==== Material for this exercise
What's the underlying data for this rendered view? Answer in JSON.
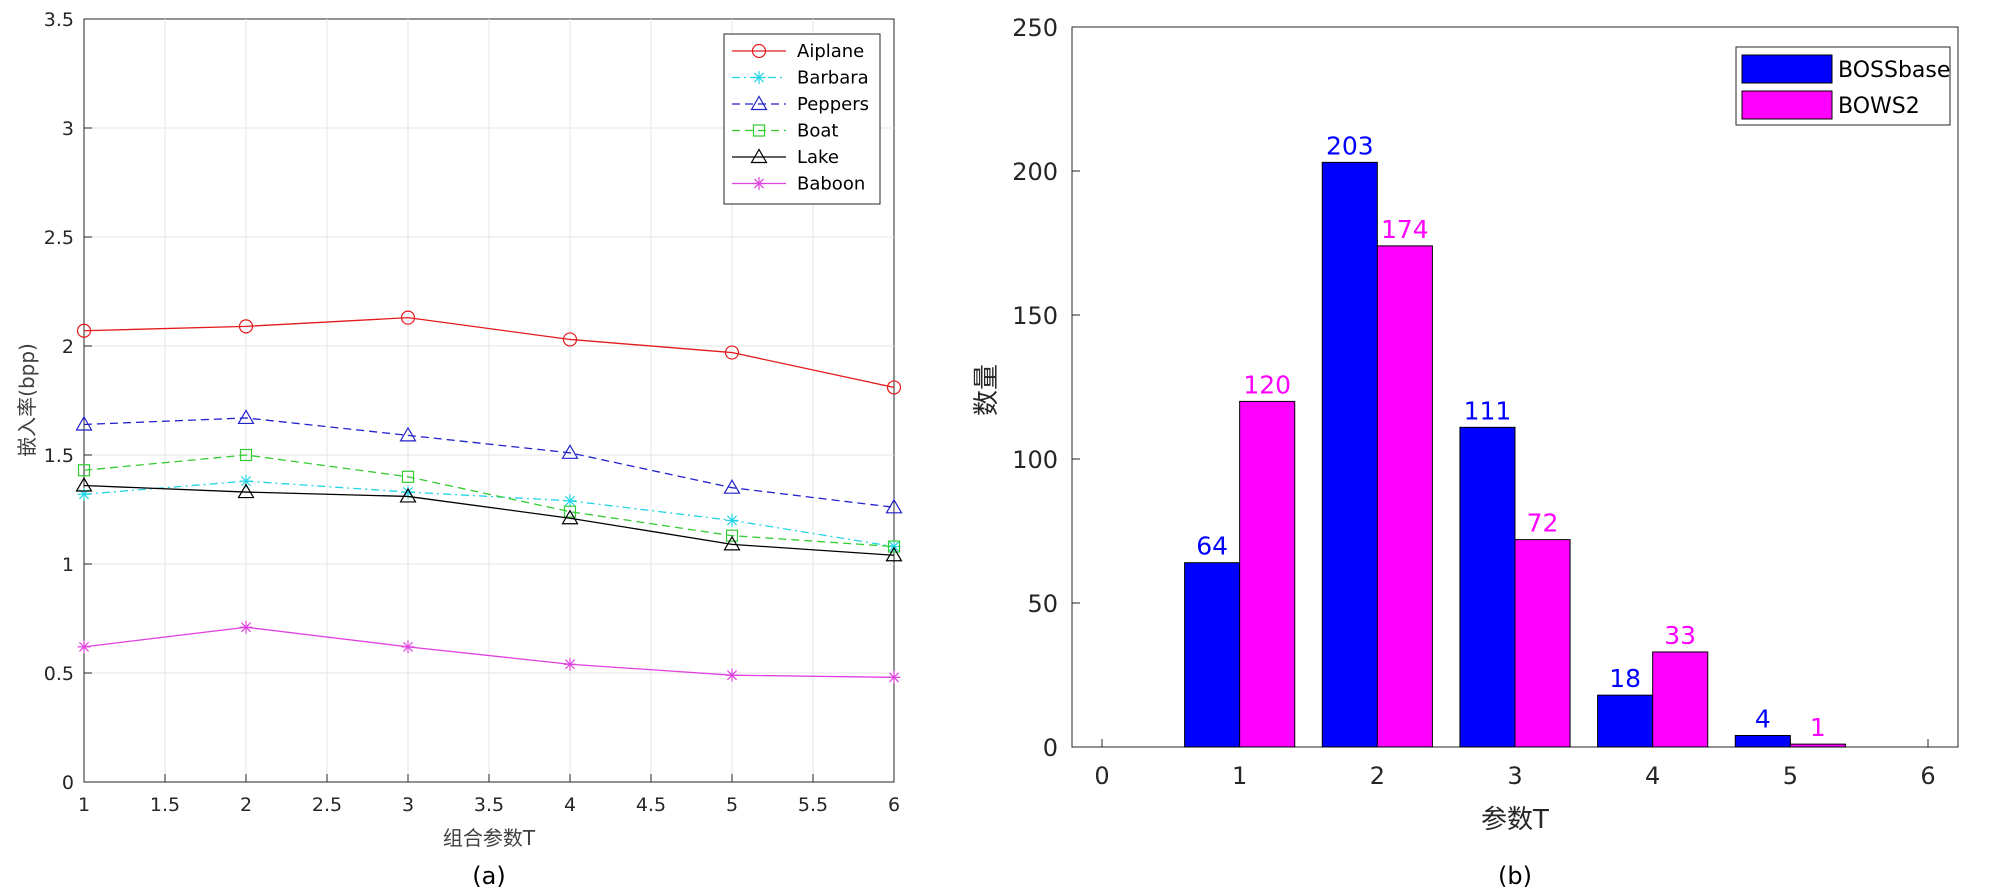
{
  "chart_data": [
    {
      "type": "line",
      "caption": "(a)",
      "xlabel": "组合参数T",
      "ylabel": "嵌入率(bpp)",
      "xlim": [
        1,
        6
      ],
      "ylim": [
        0,
        3.5
      ],
      "xticks": [
        "1",
        "1.5",
        "2",
        "2.5",
        "3",
        "3.5",
        "4",
        "4.5",
        "5",
        "5.5",
        "6"
      ],
      "yticks": [
        "0",
        "0.5",
        "1",
        "1.5",
        "2",
        "2.5",
        "3",
        "3.5"
      ],
      "grid": true,
      "legend_position": "top-right",
      "x": [
        1,
        2,
        3,
        4,
        5,
        6
      ],
      "series": [
        {
          "name": "Aiplane",
          "values": [
            2.07,
            2.09,
            2.13,
            2.03,
            1.97,
            1.81
          ],
          "color": "#e41a1c",
          "marker": "circle",
          "dash": "solid"
        },
        {
          "name": "Barbara",
          "values": [
            1.32,
            1.38,
            1.33,
            1.29,
            1.2,
            1.08
          ],
          "color": "#22d3e6",
          "marker": "star",
          "dash": "dashdot"
        },
        {
          "name": "Peppers",
          "values": [
            1.64,
            1.67,
            1.59,
            1.51,
            1.35,
            1.26
          ],
          "color": "#2222cc",
          "marker": "triangle",
          "dash": "dash"
        },
        {
          "name": "Boat",
          "values": [
            1.43,
            1.5,
            1.4,
            1.24,
            1.13,
            1.08
          ],
          "color": "#33cc33",
          "marker": "square",
          "dash": "dash"
        },
        {
          "name": "Lake",
          "values": [
            1.36,
            1.33,
            1.31,
            1.21,
            1.09,
            1.04
          ],
          "color": "#000000",
          "marker": "triangle",
          "dash": "solid"
        },
        {
          "name": "Baboon",
          "values": [
            0.62,
            0.71,
            0.62,
            0.54,
            0.49,
            0.48
          ],
          "color": "#e040e0",
          "marker": "star",
          "dash": "solid"
        }
      ]
    },
    {
      "type": "bar",
      "caption": "(b)",
      "xlabel": "参数T",
      "ylabel": "数量",
      "xlim": [
        0,
        6
      ],
      "ylim": [
        0,
        250
      ],
      "xticks": [
        "0",
        "1",
        "2",
        "3",
        "4",
        "5",
        "6"
      ],
      "yticks": [
        "0",
        "50",
        "100",
        "150",
        "200",
        "250"
      ],
      "grid": false,
      "legend_position": "top-right",
      "categories": [
        "1",
        "2",
        "3",
        "4",
        "5"
      ],
      "series": [
        {
          "name": "BOSSbase",
          "values": [
            64,
            203,
            111,
            18,
            4
          ],
          "color": "#0000ff"
        },
        {
          "name": "BOWS2",
          "values": [
            120,
            174,
            72,
            33,
            1
          ],
          "color": "#ff00ff"
        }
      ]
    }
  ]
}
========
### Work required
Sift through the entries and copy every line with "name".

### Exercise output
          "name": "Aiplane",
          "name": "Barbara",
          "name": "Peppers",
          "name": "Boat",
          "name": "Lake",
          "name": "Baboon",
          "name": "BOSSbase",
          "name": "BOWS2",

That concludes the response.